こちらの和訳の続き。やっと結論。最後に感想も。
元記事はこちら。The seven-step palpation method: A proposal to improve palpation skills
5. Conclusion 結論
The implementation of this systematic teaching method, based on well established cognitive, motor, and perceptual theories, seems a valid way to help students gradually master the complexity of palpation skills required in osteopathy.
十分に確立された認知、運動、知覚理論に基づくこの体系的な指導法は、学生がオステオパシーに必要な触診スキルの複雑さを段階的に習得するのに有効な方法と思われる。
However, future studies will be needed to objectively confirm the impact of implementing the Seven-Step Palpation Method.
しかし、7ステップ触診法の影響を客観的に確認するには、今後の研究が必要である。
In future months, data will be collected to evaluate the improvement of students’ palpation skills and to assess more objectively if the use of this approach in an osteopathic curriculum can provide viable solutions for palpation teaching challenges.
この先数ヶ月で、学生の触診スキルの向上を評価し、オステオパシーのカリキュラムでのこのアプローチの使用が、触診教育の課題に実行可能な解決策を提供できるのかをより客観的に評価するためのデータが収集される予定である。
感想と個人的解釈まとめ
私の知識では理解できないところもありましたが、オステオパシーや鍼灸の実技を学ぶ時必ず「この自分の感覚と先生が伝えようとしている感覚は同じなのか、感覚は共有できるものなのか」という疑問を感じるので、やはり触診を教える・学ぶというのは複雑なことだと分かり安心しました。先生に手を取ってもらい教えてもらっても分からないことがあるのは、触圧覚の感度の違いかと思っていましたが、それだけではなく解剖学的な知識や視覚化の能力、脳に知覚に使える容量がどれだけあるかといった、計測しにくい要素が色々と関連していると分かり納得がいきました。

⁂

= 課題 1 =
本文のうち「こちらの和訳の続き。やっと結論。最後に感想も。」から「Seven-Step Palpation Method.」までをすべて、そのまま書き写し直してください。
= 課題 2 =
本文中の次の一文を英語に訳すこと：「先生に手を取ってもらい教えてもらっても分からないことがあるのは、触圧覚の感度の違いかと思っていましたが、それだけではなく解剖学的な知識や視覚化の能力、脳に知覚に使える容量がどれだけあるかといった、計測しにくい要素が色々と関連していると分かり納得がいきました。」

⁂

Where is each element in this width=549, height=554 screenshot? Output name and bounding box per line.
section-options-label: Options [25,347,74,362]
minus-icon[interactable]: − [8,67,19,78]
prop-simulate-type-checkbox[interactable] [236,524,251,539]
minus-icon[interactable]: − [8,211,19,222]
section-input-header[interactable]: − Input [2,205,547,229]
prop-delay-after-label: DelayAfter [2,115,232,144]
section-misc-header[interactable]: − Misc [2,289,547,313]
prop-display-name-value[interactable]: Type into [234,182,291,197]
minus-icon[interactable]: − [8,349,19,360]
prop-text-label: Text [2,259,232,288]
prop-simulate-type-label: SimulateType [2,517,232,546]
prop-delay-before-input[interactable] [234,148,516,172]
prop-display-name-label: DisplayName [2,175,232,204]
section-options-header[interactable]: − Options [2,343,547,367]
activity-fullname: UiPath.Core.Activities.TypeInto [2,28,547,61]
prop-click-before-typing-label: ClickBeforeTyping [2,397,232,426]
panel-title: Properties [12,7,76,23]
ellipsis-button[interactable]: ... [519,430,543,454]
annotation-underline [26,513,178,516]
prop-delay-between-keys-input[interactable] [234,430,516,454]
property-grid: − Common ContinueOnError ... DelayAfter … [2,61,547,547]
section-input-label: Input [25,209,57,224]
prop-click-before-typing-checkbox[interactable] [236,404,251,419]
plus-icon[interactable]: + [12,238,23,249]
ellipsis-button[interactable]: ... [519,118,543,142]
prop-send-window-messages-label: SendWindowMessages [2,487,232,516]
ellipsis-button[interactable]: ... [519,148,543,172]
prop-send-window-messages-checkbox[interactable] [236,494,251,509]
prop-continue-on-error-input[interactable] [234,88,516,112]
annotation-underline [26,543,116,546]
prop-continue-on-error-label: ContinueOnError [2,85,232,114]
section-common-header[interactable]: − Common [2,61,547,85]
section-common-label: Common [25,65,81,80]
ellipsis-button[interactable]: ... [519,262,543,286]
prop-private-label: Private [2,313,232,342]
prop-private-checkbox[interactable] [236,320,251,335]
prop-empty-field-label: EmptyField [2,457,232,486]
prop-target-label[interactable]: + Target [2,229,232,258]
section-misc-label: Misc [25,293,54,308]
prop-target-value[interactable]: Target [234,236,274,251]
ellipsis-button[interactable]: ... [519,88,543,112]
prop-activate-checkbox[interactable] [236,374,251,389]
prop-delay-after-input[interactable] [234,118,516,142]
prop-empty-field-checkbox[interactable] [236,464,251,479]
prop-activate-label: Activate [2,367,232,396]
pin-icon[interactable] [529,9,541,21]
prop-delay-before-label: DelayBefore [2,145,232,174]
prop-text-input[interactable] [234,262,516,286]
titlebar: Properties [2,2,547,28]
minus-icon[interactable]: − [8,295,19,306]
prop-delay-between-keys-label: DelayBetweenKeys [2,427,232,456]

⁂

= 解答欄 1 =
こちらの和訳の続き。やっと結論。最後に感想も。
元記事はこちら。The seven-step palpation method: A proposal to improve palpation skills
5. Conclusion 結論
The implementation of this systematic teaching method, based on well established cognitive, motor, and perceptual theories, seems a valid way to help students gradually master the complexity of palpation skills required in osteopathy.
十分に確立された認知、運動、知覚理論に基づくこの体系的な指導法は、学生がオステオパシーに必要な触診スキルの複雑さを段階的に習得するのに有効な方法と思われる。
However, future studies will be needed to objectively confirm the impact of implementing the Seven-Step Palpation Method.

= 解答欄 2 =
I had thought that the reason there are things I cannot grasp even when a teacher takes my hand and teaches me was a difference in the sensitivity of touch-pressure sensation, but I came to understand that it is not only that: various factors that are hard to measure are also involved, such as anatomical knowledge, the ability to visualize, and how much capacity the brain has available for perception, and that made sense to me.